Set exercise:
Omit the images. Copy each entry word for word.

(A block of data)
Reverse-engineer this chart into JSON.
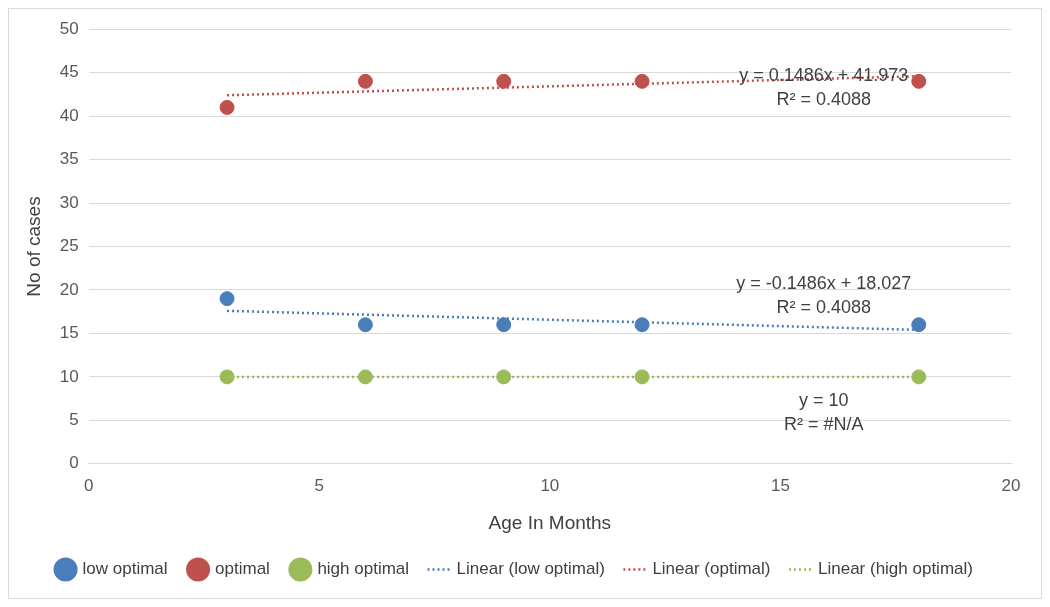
{
  "chart_data": {
    "type": "scatter",
    "xlabel": "Age In Months",
    "ylabel": "No of cases",
    "xlim": [
      0,
      20
    ],
    "xticks": [
      0,
      5,
      10,
      15,
      20
    ],
    "ylim": [
      0,
      50
    ],
    "yticks": [
      0,
      5,
      10,
      15,
      20,
      25,
      30,
      35,
      40,
      45,
      50
    ],
    "grid": "y",
    "legend": "bottom",
    "marker": "circle",
    "series": [
      {
        "name": "low optimal",
        "type": "scatter",
        "color": "#4a7ebb",
        "x": [
          3,
          6,
          9,
          12,
          18
        ],
        "values": [
          19,
          16,
          16,
          16,
          16
        ]
      },
      {
        "name": "optimal",
        "type": "scatter",
        "color": "#c0504d",
        "x": [
          3,
          6,
          9,
          12,
          18
        ],
        "values": [
          41,
          44,
          44,
          44,
          44
        ]
      },
      {
        "name": "high optimal",
        "type": "scatter",
        "color": "#9bbb59",
        "x": [
          3,
          6,
          9,
          12,
          18
        ],
        "values": [
          10,
          10,
          10,
          10,
          10
        ]
      },
      {
        "name": "Linear (low optimal)",
        "type": "line",
        "line_style": "dotted",
        "marker": "none",
        "color": "#4a7ebb",
        "x": [
          3,
          18
        ],
        "values": [
          17.6,
          15.4
        ]
      },
      {
        "name": "Linear (optimal)",
        "type": "line",
        "line_style": "dotted",
        "marker": "none",
        "color": "#c0504d",
        "x": [
          3,
          18
        ],
        "values": [
          42.4,
          44.6
        ]
      },
      {
        "name": "Linear (high optimal)",
        "type": "line",
        "line_style": "dotted",
        "marker": "none",
        "color": "#9bbb59",
        "x": [
          3,
          18
        ],
        "values": [
          10,
          10
        ]
      }
    ],
    "annotations": [
      "y = 0.1486x + 41.973",
      "R² = 0.4088",
      "y = -0.1486x + 18.027",
      "R² = 0.4088",
      "y = 10",
      "R² = #N/A"
    ]
  }
}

Response:
Reverse-engineer this chart into JSON.
{
  "chart_data": {
    "type": "scatter",
    "xlabel": "Age In Months",
    "ylabel": "No of cases",
    "xlim": [
      0,
      20
    ],
    "xticks": [
      0,
      5,
      10,
      15,
      20
    ],
    "ylim": [
      0,
      50
    ],
    "yticks": [
      0,
      5,
      10,
      15,
      20,
      25,
      30,
      35,
      40,
      45,
      50
    ],
    "grid": "y",
    "legend": "bottom",
    "marker": "circle",
    "series": [
      {
        "name": "low optimal",
        "type": "scatter",
        "color": "#4a7ebb",
        "x": [
          3,
          6,
          9,
          12,
          18
        ],
        "values": [
          19,
          16,
          16,
          16,
          16
        ]
      },
      {
        "name": "optimal",
        "type": "scatter",
        "color": "#c0504d",
        "x": [
          3,
          6,
          9,
          12,
          18
        ],
        "values": [
          41,
          44,
          44,
          44,
          44
        ]
      },
      {
        "name": "high optimal",
        "type": "scatter",
        "color": "#9bbb59",
        "x": [
          3,
          6,
          9,
          12,
          18
        ],
        "values": [
          10,
          10,
          10,
          10,
          10
        ]
      },
      {
        "name": "Linear (low optimal)",
        "type": "line",
        "line_style": "dotted",
        "marker": "none",
        "color": "#4a7ebb",
        "x": [
          3,
          18
        ],
        "values": [
          17.6,
          15.4
        ]
      },
      {
        "name": "Linear (optimal)",
        "type": "line",
        "line_style": "dotted",
        "marker": "none",
        "color": "#c0504d",
        "x": [
          3,
          18
        ],
        "values": [
          42.4,
          44.6
        ]
      },
      {
        "name": "Linear (high optimal)",
        "type": "line",
        "line_style": "dotted",
        "marker": "none",
        "color": "#9bbb59",
        "x": [
          3,
          18
        ],
        "values": [
          10,
          10
        ]
      }
    ],
    "annotations": [
      "y = 0.1486x + 41.973",
      "R² = 0.4088",
      "y = -0.1486x + 18.027",
      "R² = 0.4088",
      "y = 10",
      "R² = #N/A"
    ]
  }
}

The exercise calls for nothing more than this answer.